>> BEGIN Input records
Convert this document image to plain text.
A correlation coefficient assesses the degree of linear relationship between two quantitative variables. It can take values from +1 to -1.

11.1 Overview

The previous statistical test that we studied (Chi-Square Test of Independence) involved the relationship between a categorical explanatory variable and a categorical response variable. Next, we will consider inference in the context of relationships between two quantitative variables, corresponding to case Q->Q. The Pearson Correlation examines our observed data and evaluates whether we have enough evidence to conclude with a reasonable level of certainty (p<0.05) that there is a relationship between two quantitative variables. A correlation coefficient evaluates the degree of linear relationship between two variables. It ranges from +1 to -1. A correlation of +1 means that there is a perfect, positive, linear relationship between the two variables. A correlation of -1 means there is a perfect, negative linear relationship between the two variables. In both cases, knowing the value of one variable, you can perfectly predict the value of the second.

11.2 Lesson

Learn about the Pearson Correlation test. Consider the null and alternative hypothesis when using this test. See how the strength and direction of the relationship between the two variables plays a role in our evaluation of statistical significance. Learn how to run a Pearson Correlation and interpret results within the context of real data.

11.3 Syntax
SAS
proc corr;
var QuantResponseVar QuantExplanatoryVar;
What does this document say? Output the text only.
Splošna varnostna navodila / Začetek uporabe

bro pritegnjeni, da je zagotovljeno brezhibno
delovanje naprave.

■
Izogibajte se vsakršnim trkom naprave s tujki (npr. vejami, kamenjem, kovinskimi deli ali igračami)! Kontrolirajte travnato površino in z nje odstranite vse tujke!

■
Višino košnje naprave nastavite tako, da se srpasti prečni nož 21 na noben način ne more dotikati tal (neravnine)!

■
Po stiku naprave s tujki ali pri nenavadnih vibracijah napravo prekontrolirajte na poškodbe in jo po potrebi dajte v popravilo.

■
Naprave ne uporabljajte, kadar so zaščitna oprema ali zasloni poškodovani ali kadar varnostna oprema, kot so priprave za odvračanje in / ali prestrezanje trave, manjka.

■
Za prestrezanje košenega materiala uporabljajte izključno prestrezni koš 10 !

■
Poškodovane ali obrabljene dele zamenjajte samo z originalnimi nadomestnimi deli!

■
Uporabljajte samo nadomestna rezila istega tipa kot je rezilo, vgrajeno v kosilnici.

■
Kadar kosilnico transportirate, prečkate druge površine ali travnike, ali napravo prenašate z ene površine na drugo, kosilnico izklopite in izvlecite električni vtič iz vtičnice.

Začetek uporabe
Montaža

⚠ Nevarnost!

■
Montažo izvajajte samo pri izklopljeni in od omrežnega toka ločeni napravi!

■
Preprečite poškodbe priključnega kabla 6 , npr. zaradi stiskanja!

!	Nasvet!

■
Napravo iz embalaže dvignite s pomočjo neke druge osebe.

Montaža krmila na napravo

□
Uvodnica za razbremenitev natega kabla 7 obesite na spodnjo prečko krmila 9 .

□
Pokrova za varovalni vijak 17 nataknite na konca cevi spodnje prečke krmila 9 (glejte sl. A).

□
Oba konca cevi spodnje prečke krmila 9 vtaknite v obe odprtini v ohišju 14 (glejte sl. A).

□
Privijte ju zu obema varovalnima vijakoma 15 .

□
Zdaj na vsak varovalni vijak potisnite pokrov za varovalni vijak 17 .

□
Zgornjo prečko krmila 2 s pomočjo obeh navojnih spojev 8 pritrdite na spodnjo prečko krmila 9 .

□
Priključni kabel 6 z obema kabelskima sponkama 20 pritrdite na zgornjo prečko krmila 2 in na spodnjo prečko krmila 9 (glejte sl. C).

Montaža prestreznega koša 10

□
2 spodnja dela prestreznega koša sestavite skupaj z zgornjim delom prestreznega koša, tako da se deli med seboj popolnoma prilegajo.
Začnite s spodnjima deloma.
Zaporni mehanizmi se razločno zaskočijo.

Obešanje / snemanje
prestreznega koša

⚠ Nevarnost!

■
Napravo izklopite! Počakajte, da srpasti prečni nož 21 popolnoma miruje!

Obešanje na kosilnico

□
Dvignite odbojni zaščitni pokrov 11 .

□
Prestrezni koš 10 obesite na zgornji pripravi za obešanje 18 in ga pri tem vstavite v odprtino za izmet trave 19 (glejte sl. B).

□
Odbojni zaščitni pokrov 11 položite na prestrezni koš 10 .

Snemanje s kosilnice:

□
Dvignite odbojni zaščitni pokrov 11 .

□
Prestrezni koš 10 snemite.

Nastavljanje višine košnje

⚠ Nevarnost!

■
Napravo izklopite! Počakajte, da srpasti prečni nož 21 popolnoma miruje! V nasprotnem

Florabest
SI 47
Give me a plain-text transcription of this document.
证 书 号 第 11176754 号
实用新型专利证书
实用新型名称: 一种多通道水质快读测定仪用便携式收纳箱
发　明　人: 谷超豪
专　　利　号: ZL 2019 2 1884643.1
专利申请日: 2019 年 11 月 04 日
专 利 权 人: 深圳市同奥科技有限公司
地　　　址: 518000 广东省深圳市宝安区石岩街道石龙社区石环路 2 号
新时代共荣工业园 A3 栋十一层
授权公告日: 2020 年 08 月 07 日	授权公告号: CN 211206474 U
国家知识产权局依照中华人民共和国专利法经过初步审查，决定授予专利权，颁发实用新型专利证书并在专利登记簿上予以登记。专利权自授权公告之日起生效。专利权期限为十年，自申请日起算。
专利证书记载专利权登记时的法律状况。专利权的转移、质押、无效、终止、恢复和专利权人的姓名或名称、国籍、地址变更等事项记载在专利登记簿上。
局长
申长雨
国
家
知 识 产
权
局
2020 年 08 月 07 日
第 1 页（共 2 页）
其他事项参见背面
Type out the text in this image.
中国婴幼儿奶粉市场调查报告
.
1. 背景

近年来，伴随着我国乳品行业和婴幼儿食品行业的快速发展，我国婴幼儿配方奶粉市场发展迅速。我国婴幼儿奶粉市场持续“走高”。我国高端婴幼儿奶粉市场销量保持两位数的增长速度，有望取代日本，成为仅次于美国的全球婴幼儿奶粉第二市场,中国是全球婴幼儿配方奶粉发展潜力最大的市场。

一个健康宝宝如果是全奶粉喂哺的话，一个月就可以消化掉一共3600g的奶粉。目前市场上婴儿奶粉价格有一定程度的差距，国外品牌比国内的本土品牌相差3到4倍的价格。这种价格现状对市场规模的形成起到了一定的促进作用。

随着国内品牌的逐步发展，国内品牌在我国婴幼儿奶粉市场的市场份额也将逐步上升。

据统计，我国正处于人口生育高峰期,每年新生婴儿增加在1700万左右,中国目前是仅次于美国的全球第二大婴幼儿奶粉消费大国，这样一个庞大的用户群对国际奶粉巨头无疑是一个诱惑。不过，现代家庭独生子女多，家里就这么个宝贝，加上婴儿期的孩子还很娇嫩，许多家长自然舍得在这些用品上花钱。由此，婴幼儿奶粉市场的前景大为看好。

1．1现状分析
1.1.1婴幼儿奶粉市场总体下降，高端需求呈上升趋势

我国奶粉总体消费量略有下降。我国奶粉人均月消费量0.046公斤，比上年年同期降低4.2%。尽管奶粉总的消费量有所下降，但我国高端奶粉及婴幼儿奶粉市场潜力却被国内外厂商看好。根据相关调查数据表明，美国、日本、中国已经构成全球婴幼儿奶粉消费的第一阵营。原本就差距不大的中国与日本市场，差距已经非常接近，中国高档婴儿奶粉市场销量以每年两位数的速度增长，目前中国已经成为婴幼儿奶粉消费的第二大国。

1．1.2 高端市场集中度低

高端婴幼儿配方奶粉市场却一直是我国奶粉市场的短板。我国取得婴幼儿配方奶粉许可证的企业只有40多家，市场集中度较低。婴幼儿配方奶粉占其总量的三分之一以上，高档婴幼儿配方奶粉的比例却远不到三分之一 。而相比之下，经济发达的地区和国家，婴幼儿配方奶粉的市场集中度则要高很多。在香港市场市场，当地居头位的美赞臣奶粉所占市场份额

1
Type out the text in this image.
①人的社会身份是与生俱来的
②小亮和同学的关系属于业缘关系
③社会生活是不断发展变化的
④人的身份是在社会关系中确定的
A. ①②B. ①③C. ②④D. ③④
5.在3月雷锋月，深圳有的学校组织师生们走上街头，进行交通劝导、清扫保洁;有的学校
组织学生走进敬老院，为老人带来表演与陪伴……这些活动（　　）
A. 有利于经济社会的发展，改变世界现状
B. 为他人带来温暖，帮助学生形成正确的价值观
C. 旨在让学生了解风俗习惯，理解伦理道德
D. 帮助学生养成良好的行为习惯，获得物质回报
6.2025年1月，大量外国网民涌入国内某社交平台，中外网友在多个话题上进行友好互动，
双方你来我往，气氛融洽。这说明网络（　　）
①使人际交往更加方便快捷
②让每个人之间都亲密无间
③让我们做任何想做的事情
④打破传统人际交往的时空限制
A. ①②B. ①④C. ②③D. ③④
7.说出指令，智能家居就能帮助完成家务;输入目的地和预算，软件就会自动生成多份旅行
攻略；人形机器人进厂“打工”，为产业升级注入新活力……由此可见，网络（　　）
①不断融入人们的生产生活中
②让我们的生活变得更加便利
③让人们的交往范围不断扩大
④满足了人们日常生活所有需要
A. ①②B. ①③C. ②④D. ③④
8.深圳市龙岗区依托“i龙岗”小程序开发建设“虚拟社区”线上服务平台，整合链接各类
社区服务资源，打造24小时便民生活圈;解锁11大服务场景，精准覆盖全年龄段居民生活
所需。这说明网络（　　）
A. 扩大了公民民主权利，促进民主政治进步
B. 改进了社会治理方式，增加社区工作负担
>> END Input records
**Goal:**
Within the data above, pick out all lines holding the word "kabla".

**Reply:**
Preprečite poškodbe priključnega kabla 6 , npr. zaradi stiskanja!
Uvodnica za razbremenitev natega kabla 7 obesite na spodnjo prečko krmila 9 .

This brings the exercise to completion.